**Aim of the task:** Give back the full listing verbatim, apart from its images.
════
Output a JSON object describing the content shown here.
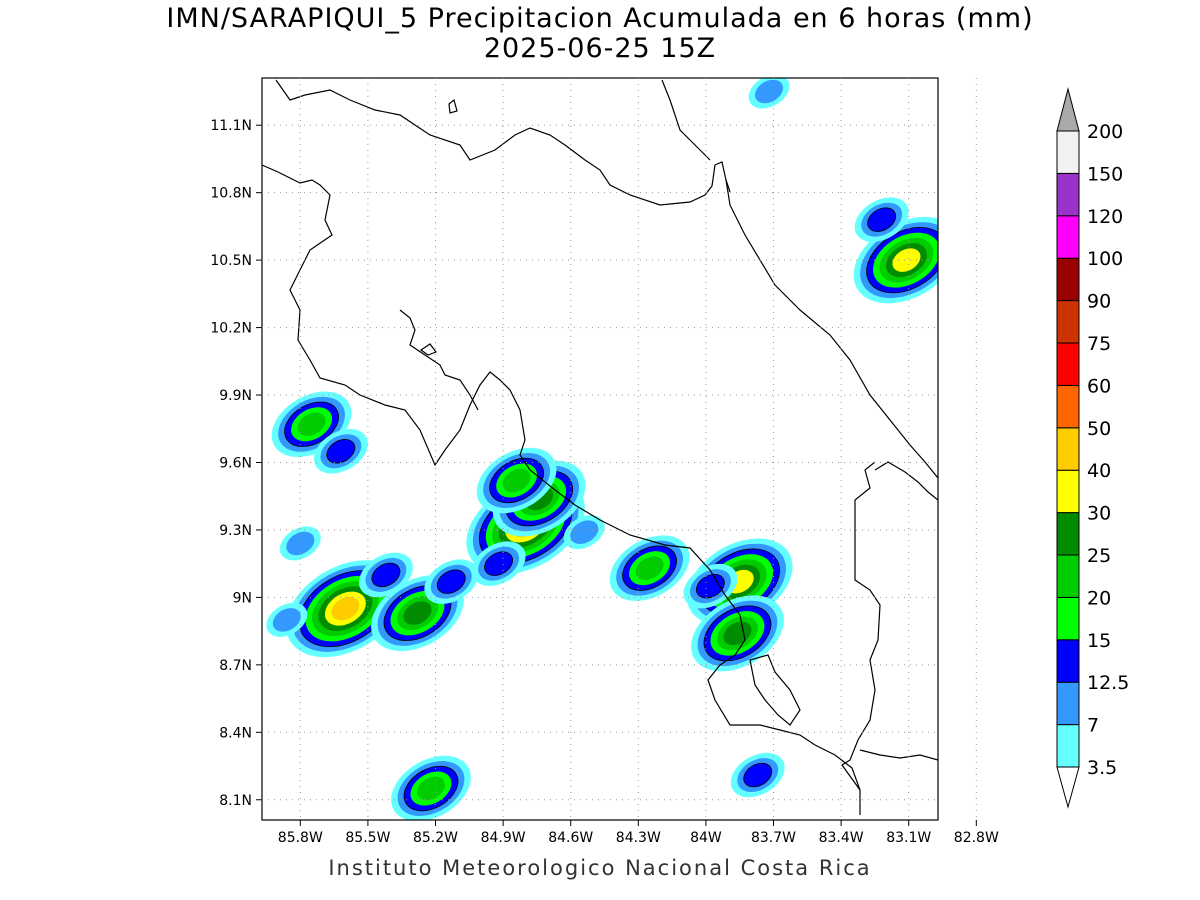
{
  "title": {
    "line1": "IMN/SARAPIQUI_5 Precipitacion Acumulada en 6 horas (mm)",
    "line2": "2025-06-25 15Z"
  },
  "footer": "Instituto Meteorologico Nacional Costa Rica",
  "map": {
    "lat_labels": [
      {
        "lat": 11.1,
        "label": "11.1N"
      },
      {
        "lat": 10.8,
        "label": "10.8N"
      },
      {
        "lat": 10.5,
        "label": "10.5N"
      },
      {
        "lat": 10.2,
        "label": "10.2N"
      },
      {
        "lat": 9.9,
        "label": "9.9N"
      },
      {
        "lat": 9.6,
        "label": "9.6N"
      },
      {
        "lat": 9.3,
        "label": "9.3N"
      },
      {
        "lat": 9.0,
        "label": "9N"
      },
      {
        "lat": 8.7,
        "label": "8.7N"
      },
      {
        "lat": 8.4,
        "label": "8.4N"
      },
      {
        "lat": 8.1,
        "label": "8.1N"
      }
    ],
    "lon_labels": [
      {
        "lon": -85.8,
        "label": "85.8W"
      },
      {
        "lon": -85.5,
        "label": "85.5W"
      },
      {
        "lon": -85.2,
        "label": "85.2W"
      },
      {
        "lon": -84.9,
        "label": "84.9W"
      },
      {
        "lon": -84.6,
        "label": "84.6W"
      },
      {
        "lon": -84.3,
        "label": "84.3W"
      },
      {
        "lon": -84.0,
        "label": "84W"
      },
      {
        "lon": -83.7,
        "label": "83.7W"
      },
      {
        "lon": -83.4,
        "label": "83.4W"
      },
      {
        "lon": -83.1,
        "label": "83.1W"
      },
      {
        "lon": -82.8,
        "label": "82.8W"
      }
    ],
    "lon_range": [
      -85.97,
      -82.97
    ],
    "lat_range": [
      8.01,
      11.31
    ],
    "grid": true
  },
  "colorbar": {
    "levels": [
      {
        "label": "3.5",
        "color": "#66ffff"
      },
      {
        "label": "7",
        "color": "#3399ff"
      },
      {
        "label": "12.5",
        "color": "#0000ff"
      },
      {
        "label": "15",
        "color": "#00ff00"
      },
      {
        "label": "20",
        "color": "#00cc00"
      },
      {
        "label": "25",
        "color": "#008c00"
      },
      {
        "label": "30",
        "color": "#ffff00"
      },
      {
        "label": "40",
        "color": "#ffcc00"
      },
      {
        "label": "50",
        "color": "#ff6600"
      },
      {
        "label": "60",
        "color": "#ff0000"
      },
      {
        "label": "75",
        "color": "#cc3300"
      },
      {
        "label": "90",
        "color": "#990000"
      },
      {
        "label": "100",
        "color": "#ff00ff"
      },
      {
        "label": "120",
        "color": "#9933cc"
      },
      {
        "label": "150",
        "color": "#f2f2f2"
      },
      {
        "label": "200",
        "color": "#aaaaaa"
      }
    ]
  },
  "rain_cells": [
    {
      "lon": -85.6,
      "lat": 8.95,
      "peak": 40
    },
    {
      "lon": -85.28,
      "lat": 8.93,
      "peak": 25
    },
    {
      "lon": -85.42,
      "lat": 9.1,
      "peak": 12.5
    },
    {
      "lon": -84.8,
      "lat": 9.32,
      "peak": 40
    },
    {
      "lon": -84.74,
      "lat": 9.44,
      "peak": 25
    },
    {
      "lon": -84.84,
      "lat": 9.52,
      "peak": 20
    },
    {
      "lon": -85.75,
      "lat": 9.77,
      "peak": 20
    },
    {
      "lon": -85.62,
      "lat": 9.65,
      "peak": 12.5
    },
    {
      "lon": -84.25,
      "lat": 9.13,
      "peak": 20
    },
    {
      "lon": -83.85,
      "lat": 9.07,
      "peak": 30
    },
    {
      "lon": -83.86,
      "lat": 8.84,
      "peak": 25
    },
    {
      "lon": -83.98,
      "lat": 9.05,
      "peak": 12.5
    },
    {
      "lon": -83.11,
      "lat": 10.5,
      "peak": 30
    },
    {
      "lon": -83.22,
      "lat": 10.68,
      "peak": 12.5
    },
    {
      "lon": -85.22,
      "lat": 8.15,
      "peak": 20
    },
    {
      "lon": -83.77,
      "lat": 8.21,
      "peak": 12.5
    },
    {
      "lon": -85.13,
      "lat": 9.07,
      "peak": 12.5
    },
    {
      "lon": -84.92,
      "lat": 9.15,
      "peak": 12.5
    },
    {
      "lon": -84.54,
      "lat": 9.29,
      "peak": 7
    },
    {
      "lon": -85.86,
      "lat": 8.9,
      "peak": 7
    },
    {
      "lon": -85.8,
      "lat": 9.24,
      "peak": 7
    },
    {
      "lon": -83.72,
      "lat": 11.25,
      "peak": 7
    }
  ]
}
════
**Output of the exercise:**
Output a JSON object describing the content shown here.
{
  "title": {
    "line1": "IMN/SARAPIQUI_5 Precipitacion Acumulada en 6 horas (mm)",
    "line2": "2025-06-25 15Z"
  },
  "footer": "Instituto Meteorologico Nacional Costa Rica",
  "map": {
    "lat_labels": [
      {
        "lat": 11.1,
        "label": "11.1N"
      },
      {
        "lat": 10.8,
        "label": "10.8N"
      },
      {
        "lat": 10.5,
        "label": "10.5N"
      },
      {
        "lat": 10.2,
        "label": "10.2N"
      },
      {
        "lat": 9.9,
        "label": "9.9N"
      },
      {
        "lat": 9.6,
        "label": "9.6N"
      },
      {
        "lat": 9.3,
        "label": "9.3N"
      },
      {
        "lat": 9.0,
        "label": "9N"
      },
      {
        "lat": 8.7,
        "label": "8.7N"
      },
      {
        "lat": 8.4,
        "label": "8.4N"
      },
      {
        "lat": 8.1,
        "label": "8.1N"
      }
    ],
    "lon_labels": [
      {
        "lon": -85.8,
        "label": "85.8W"
      },
      {
        "lon": -85.5,
        "label": "85.5W"
      },
      {
        "lon": -85.2,
        "label": "85.2W"
      },
      {
        "lon": -84.9,
        "label": "84.9W"
      },
      {
        "lon": -84.6,
        "label": "84.6W"
      },
      {
        "lon": -84.3,
        "label": "84.3W"
      },
      {
        "lon": -84.0,
        "label": "84W"
      },
      {
        "lon": -83.7,
        "label": "83.7W"
      },
      {
        "lon": -83.4,
        "label": "83.4W"
      },
      {
        "lon": -83.1,
        "label": "83.1W"
      },
      {
        "lon": -82.8,
        "label": "82.8W"
      }
    ],
    "lon_range": [
      -85.97,
      -82.97
    ],
    "lat_range": [
      8.01,
      11.31
    ],
    "grid": true
  },
  "colorbar": {
    "levels": [
      {
        "label": "3.5",
        "color": "#66ffff"
      },
      {
        "label": "7",
        "color": "#3399ff"
      },
      {
        "label": "12.5",
        "color": "#0000ff"
      },
      {
        "label": "15",
        "color": "#00ff00"
      },
      {
        "label": "20",
        "color": "#00cc00"
      },
      {
        "label": "25",
        "color": "#008c00"
      },
      {
        "label": "30",
        "color": "#ffff00"
      },
      {
        "label": "40",
        "color": "#ffcc00"
      },
      {
        "label": "50",
        "color": "#ff6600"
      },
      {
        "label": "60",
        "color": "#ff0000"
      },
      {
        "label": "75",
        "color": "#cc3300"
      },
      {
        "label": "90",
        "color": "#990000"
      },
      {
        "label": "100",
        "color": "#ff00ff"
      },
      {
        "label": "120",
        "color": "#9933cc"
      },
      {
        "label": "150",
        "color": "#f2f2f2"
      },
      {
        "label": "200",
        "color": "#aaaaaa"
      }
    ]
  },
  "rain_cells": [
    {
      "lon": -85.6,
      "lat": 8.95,
      "peak": 40
    },
    {
      "lon": -85.28,
      "lat": 8.93,
      "peak": 25
    },
    {
      "lon": -85.42,
      "lat": 9.1,
      "peak": 12.5
    },
    {
      "lon": -84.8,
      "lat": 9.32,
      "peak": 40
    },
    {
      "lon": -84.74,
      "lat": 9.44,
      "peak": 25
    },
    {
      "lon": -84.84,
      "lat": 9.52,
      "peak": 20
    },
    {
      "lon": -85.75,
      "lat": 9.77,
      "peak": 20
    },
    {
      "lon": -85.62,
      "lat": 9.65,
      "peak": 12.5
    },
    {
      "lon": -84.25,
      "lat": 9.13,
      "peak": 20
    },
    {
      "lon": -83.85,
      "lat": 9.07,
      "peak": 30
    },
    {
      "lon": -83.86,
      "lat": 8.84,
      "peak": 25
    },
    {
      "lon": -83.98,
      "lat": 9.05,
      "peak": 12.5
    },
    {
      "lon": -83.11,
      "lat": 10.5,
      "peak": 30
    },
    {
      "lon": -83.22,
      "lat": 10.68,
      "peak": 12.5
    },
    {
      "lon": -85.22,
      "lat": 8.15,
      "peak": 20
    },
    {
      "lon": -83.77,
      "lat": 8.21,
      "peak": 12.5
    },
    {
      "lon": -85.13,
      "lat": 9.07,
      "peak": 12.5
    },
    {
      "lon": -84.92,
      "lat": 9.15,
      "peak": 12.5
    },
    {
      "lon": -84.54,
      "lat": 9.29,
      "peak": 7
    },
    {
      "lon": -85.86,
      "lat": 8.9,
      "peak": 7
    },
    {
      "lon": -85.8,
      "lat": 9.24,
      "peak": 7
    },
    {
      "lon": -83.72,
      "lat": 11.25,
      "peak": 7
    }
  ]
}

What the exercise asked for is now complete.